##### Exercise input #####
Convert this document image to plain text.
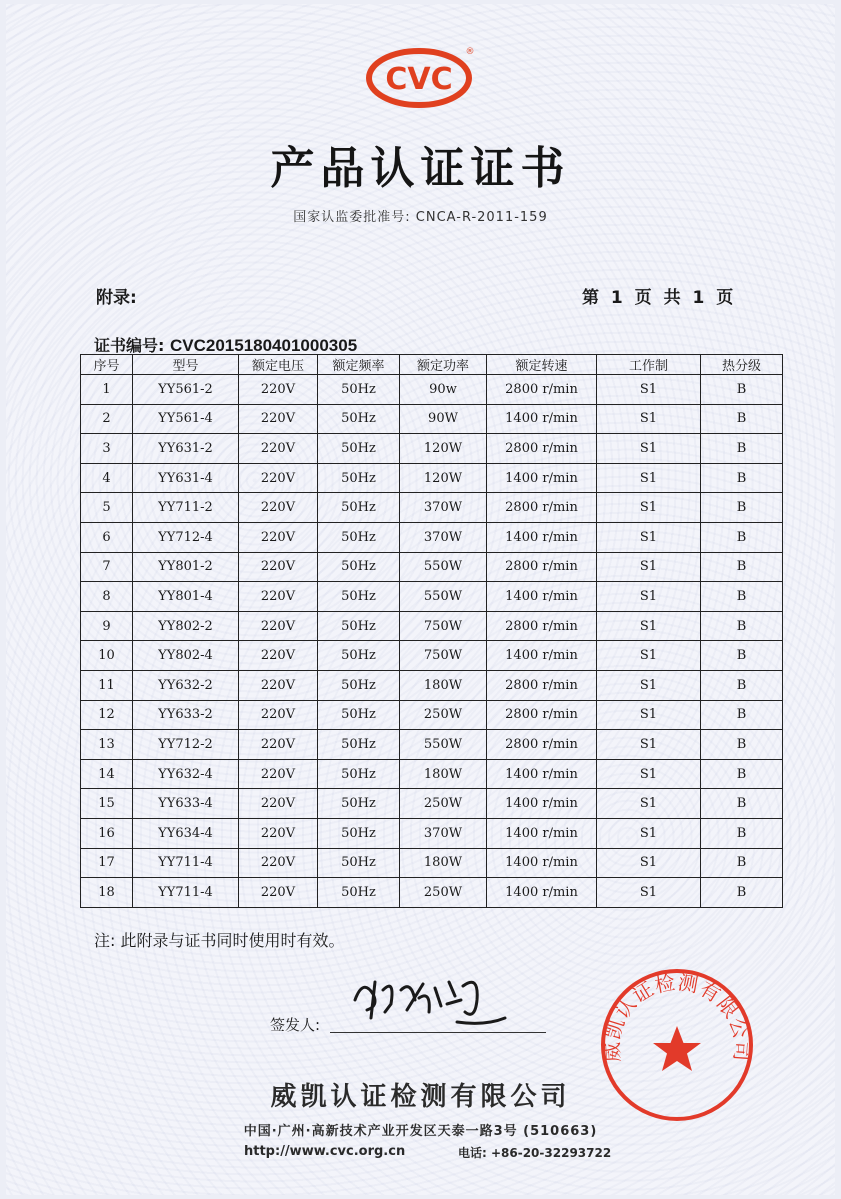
CVC
®
产品认证证书
国家认监委批准号: CNCA-R-2011-159
附录:	第 1 页 共 1 页
证书编号: CVC2015180401000305
序号	型号	额定电压	额定频率	额定功率	额定转速	工作制	热分级
1	YY561-2	220V	50Hz	90w	2800 r/min	S1	B
2	YY561-4	220V	50Hz	90W	1400 r/min	S1	B
3	YY631-2	220V	50Hz	120W	2800 r/min	S1	B
4	YY631-4	220V	50Hz	120W	1400 r/min	S1	B
5	YY711-2	220V	50Hz	370W	2800 r/min	S1	B
6	YY712-4	220V	50Hz	370W	1400 r/min	S1	B
7	YY801-2	220V	50Hz	550W	2800 r/min	S1	B
8	YY801-4	220V	50Hz	550W	1400 r/min	S1	B
9	YY802-2	220V	50Hz	750W	2800 r/min	S1	B
10	YY802-4	220V	50Hz	750W	1400 r/min	S1	B
11	YY632-2	220V	50Hz	180W	2800 r/min	S1	B
12	YY633-2	220V	50Hz	250W	2800 r/min	S1	B
13	YY712-2	220V	50Hz	550W	2800 r/min	S1	B
14	YY632-4	220V	50Hz	180W	1400 r/min	S1	B
15	YY633-4	220V	50Hz	250W	1400 r/min	S1	B
16	YY634-4	220V	50Hz	370W	1400 r/min	S1	B
17	YY711-4	220V	50Hz	180W	1400 r/min	S1	B
18	YY711-4	220V	50Hz	250W	1400 r/min	S1	B
注: 此附录与证书同时使用时有效。
签发人:
威凯认证检测有限公司
威凯认证检测有限公司
中国·广州·高新技术产业开发区天泰一路3号 (510663)
http://www.cvc.org.cn	电话: +86-20-32293722
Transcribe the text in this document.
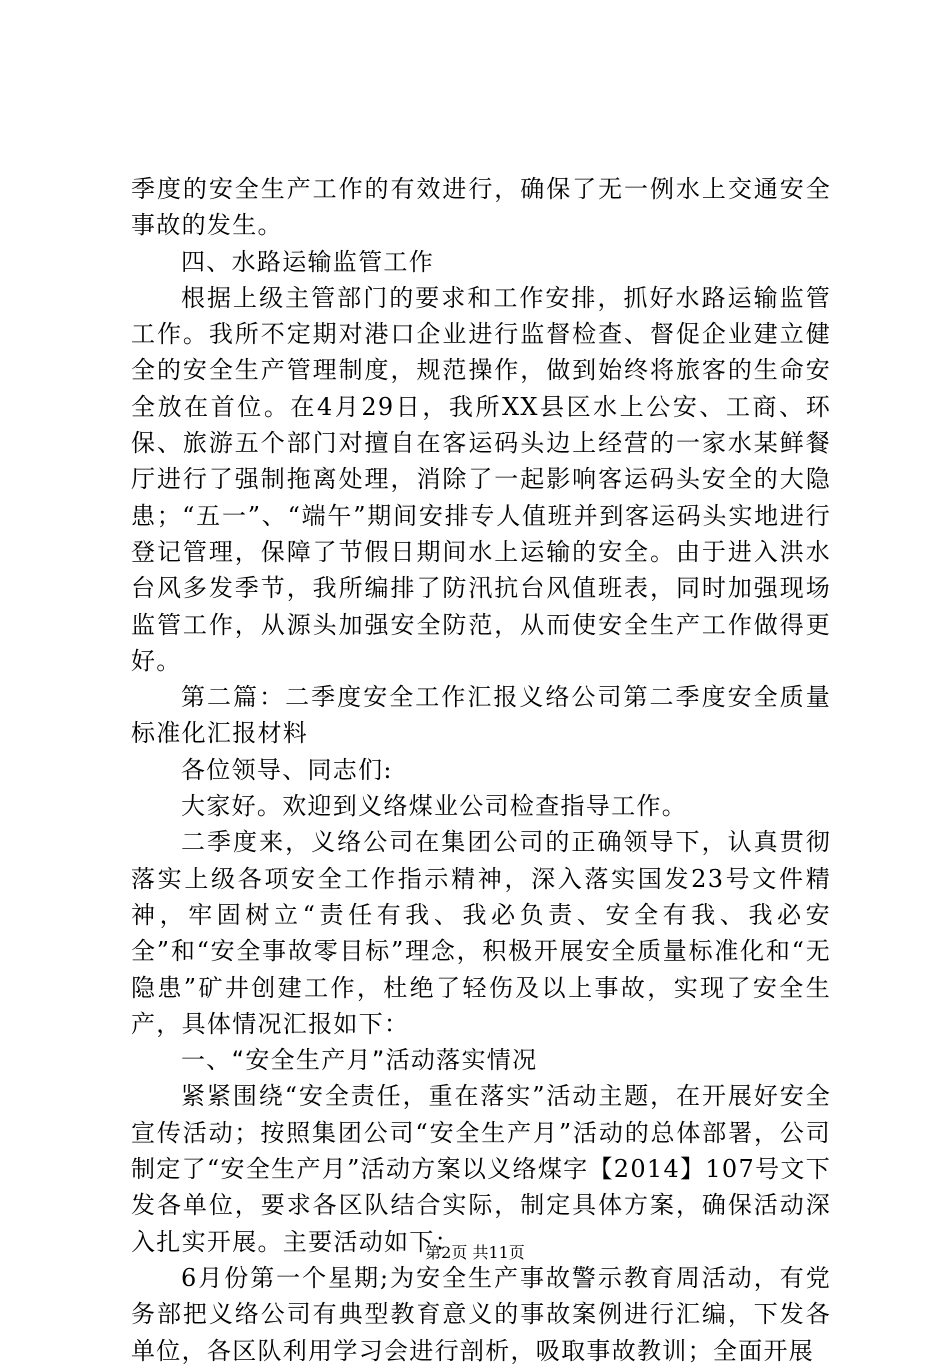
季度的安全生产工作的有效进行，确保了无一例水上交通安全事故的发生。

四、水路运输监管工作

根据上级主管部门的要求和工作安排，抓好水路运输监管工作。我所不定期对港口企业进行监督检查、督促企业建立健全的安全生产管理制度，规范操作，做到始终将旅客的生命安全放在首位。在4月29日，我所XX县区水上公安、工商、环保、旅游五个部门对擅自在客运码头边上经营的一家水某鲜餐厅进行了强制拖离处理，消除了一起影响客运码头安全的大隐患；“五一”、“端午”期间安排专人值班并到客运码头实地进行登记管理，保障了节假日期间水上运输的安全。由于进入洪水台风多发季节，我所编排了防汛抗台风值班表，同时加强现场监管工作，从源头加强安全防范，从而使安全生产工作做得更好。

第二篇：二季度安全工作汇报义络公司第二季度安全质量标准化汇报材料

各位领导、同志们:

大家好。欢迎到义络煤业公司检查指导工作。

二季度来，义络公司在集团公司的正确领导下，认真贯彻落实上级各项安全工作指示精神，深入落实国发23号文件精神，牢固树立“责任有我、我必负责、安全有我、我必安全”和“安全事故零目标”理念，积极开展安全质量标准化和“无隐患”矿井创建工作，杜绝了轻伤及以上事故，实现了安全生产，具体情况汇报如下：

一、“安全生产月”活动落实情况

紧紧围绕“安全责任，重在落实”活动主题，在开展好安全宣传活动；按照集团公司“安全生产月”活动的总体部署，公司制定了“安全生产月”活动方案以义络煤字【2014】107号文下发各单位，要求各区队结合实际，制定具体方案，确保活动深入扎实开展。主要活动如下：

6月份第一个星期;为安全生产事故警示教育周活动，有党务部把义络公司有典型教育意义的事故案例进行汇编，下发各单位，各区队利用学习会进行剖析，吸取事故教训；全面开展

第2页 共11页
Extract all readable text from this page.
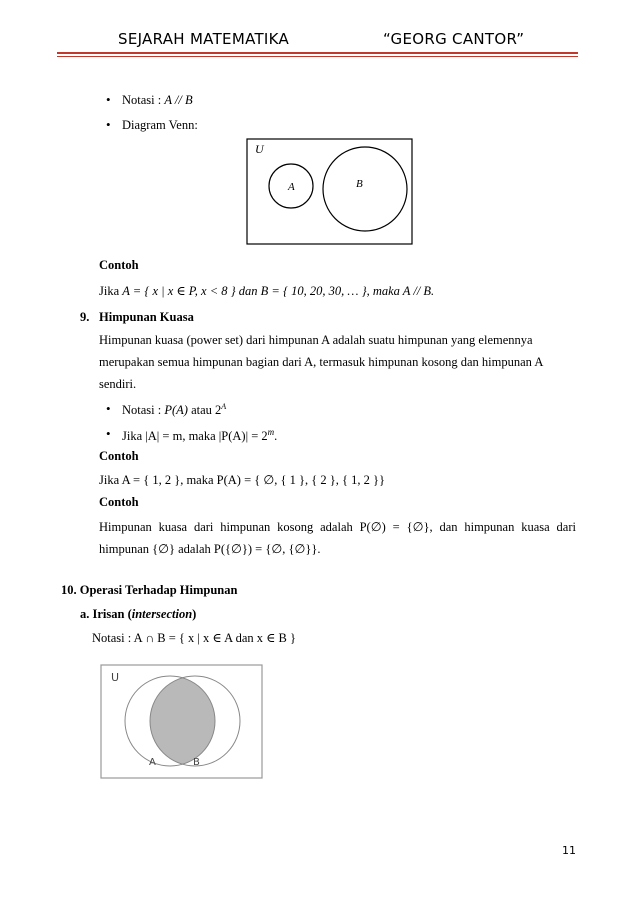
SEJARAH MATEMATIKA	“GEORG CANTOR”
• Notasi : A // B
• Diagram Venn:
U
A	B
Contoh
Jika A = { x | x ∈ P, x < 8 } dan B = { 10, 20, 30, … }, maka A // B.
9. Himpunan Kuasa
Himpunan kuasa (power set) dari himpunan A adalah suatu himpunan yang elemennya
merupakan semua himpunan bagian dari A, termasuk himpunan kosong dan himpunan A
sendiri.
• Notasi : P(A) atau $2^A$
• Jika |A| = m, maka $|P(A)| = 2^m$.
Contoh
Jika A = { 1, 2 }, maka P(A) = { ∅, { 1 }, { 2 }, { 1, 2 }}
Contoh
Himpunan kuasa dari himpunan kosong adalah P(∅) = {∅}, dan himpunan kuasa dari
himpunan {∅} adalah P({∅}) = {∅, {∅}}.
10. Operasi Terhadap Himpunan
a. Irisan (intersection)
Notasi : A ∩ B = { x | x ∈ A dan x ∈ B }
U
A	B
11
#####
**Stated task:** Reproduce each line word for word and drop the pictures.

**Answer to this problem:**
Convert this document image to plain text.
CVC
®
产品认证证书
国家认监委批准号: CNCA-R-2011-159
附录:	第 1 页 共 1 页
证书编号: CVC2015180401000305
序号	型号	额定电压	额定频率	额定功率	额定转速	工作制	热分级
1	YY561-2	220V	50Hz	90w	2800 r/min	S1	B
2	YY561-4	220V	50Hz	90W	1400 r/min	S1	B
3	YY631-2	220V	50Hz	120W	2800 r/min	S1	B
4	YY631-4	220V	50Hz	120W	1400 r/min	S1	B
5	YY711-2	220V	50Hz	370W	2800 r/min	S1	B
6	YY712-4	220V	50Hz	370W	1400 r/min	S1	B
7	YY801-2	220V	50Hz	550W	2800 r/min	S1	B
8	YY801-4	220V	50Hz	550W	1400 r/min	S1	B
9	YY802-2	220V	50Hz	750W	2800 r/min	S1	B
10	YY802-4	220V	50Hz	750W	1400 r/min	S1	B
11	YY632-2	220V	50Hz	180W	2800 r/min	S1	B
12	YY633-2	220V	50Hz	250W	2800 r/min	S1	B
13	YY712-2	220V	50Hz	550W	2800 r/min	S1	B
14	YY632-4	220V	50Hz	180W	1400 r/min	S1	B
15	YY633-4	220V	50Hz	250W	1400 r/min	S1	B
16	YY634-4	220V	50Hz	370W	1400 r/min	S1	B
17	YY711-4	220V	50Hz	180W	1400 r/min	S1	B
18	YY711-4	220V	50Hz	250W	1400 r/min	S1	B
注: 此附录与证书同时使用时有效。
签发人:
威凯认证检测有限公司
威凯认证检测有限公司
中国·广州·高新技术产业开发区天泰一路3号 (510663)
http://www.cvc.org.cn	电话: +86-20-32293722
Transcribe the text in this document.
季度的安全生产工作的有效进行，确保了无一例水上交通安全事故的发生。

四、水路运输监管工作

根据上级主管部门的要求和工作安排，抓好水路运输监管工作。我所不定期对港口企业进行监督检查、督促企业建立健全的安全生产管理制度，规范操作，做到始终将旅客的生命安全放在首位。在4月29日，我所XX县区水上公安、工商、环保、旅游五个部门对擅自在客运码头边上经营的一家水某鲜餐厅进行了强制拖离处理，消除了一起影响客运码头安全的大隐患；“五一”、“端午”期间安排专人值班并到客运码头实地进行登记管理，保障了节假日期间水上运输的安全。由于进入洪水台风多发季节，我所编排了防汛抗台风值班表，同时加强现场监管工作，从源头加强安全防范，从而使安全生产工作做得更好。

第二篇：二季度安全工作汇报义络公司第二季度安全质量标准化汇报材料

各位领导、同志们:

大家好。欢迎到义络煤业公司检查指导工作。

二季度来，义络公司在集团公司的正确领导下，认真贯彻落实上级各项安全工作指示精神，深入落实国发23号文件精神，牢固树立“责任有我、我必负责、安全有我、我必安全”和“安全事故零目标”理念，积极开展安全质量标准化和“无隐患”矿井创建工作，杜绝了轻伤及以上事故，实现了安全生产，具体情况汇报如下：

一、“安全生产月”活动落实情况

紧紧围绕“安全责任，重在落实”活动主题，在开展好安全宣传活动；按照集团公司“安全生产月”活动的总体部署，公司制定了“安全生产月”活动方案以义络煤字【2014】107号文下发各单位，要求各区队结合实际，制定具体方案，确保活动深入扎实开展。主要活动如下：

6月份第一个星期;为安全生产事故警示教育周活动，有党务部把义络公司有典型教育意义的事故案例进行汇编，下发各单位，各区队利用学习会进行剖析，吸取事故教训；全面开展

第2页 共11页
Extract all readable text from this page.
SEJARAH MATEMATIKA	“GEORG CANTOR”
• Notasi : A // B
• Diagram Venn:
U
A	B
Contoh
Jika A = { x | x ∈ P, x < 8 } dan B = { 10, 20, 30, … }, maka A // B.
9. Himpunan Kuasa
Himpunan kuasa (power set) dari himpunan A adalah suatu himpunan yang elemennya
merupakan semua himpunan bagian dari A, termasuk himpunan kosong dan himpunan A
sendiri.
• Notasi : P(A) atau $2^A$
• Jika |A| = m, maka $|P(A)| = 2^m$.
Contoh
Jika A = { 1, 2 }, maka P(A) = { ∅, { 1 }, { 2 }, { 1, 2 }}
Contoh
Himpunan kuasa dari himpunan kosong adalah P(∅) = {∅}, dan himpunan kuasa dari
himpunan {∅} adalah P({∅}) = {∅, {∅}}.
10. Operasi Terhadap Himpunan
a. Irisan (intersection)
Notasi : A ∩ B = { x | x ∈ A dan x ∈ B }
U
A	B
11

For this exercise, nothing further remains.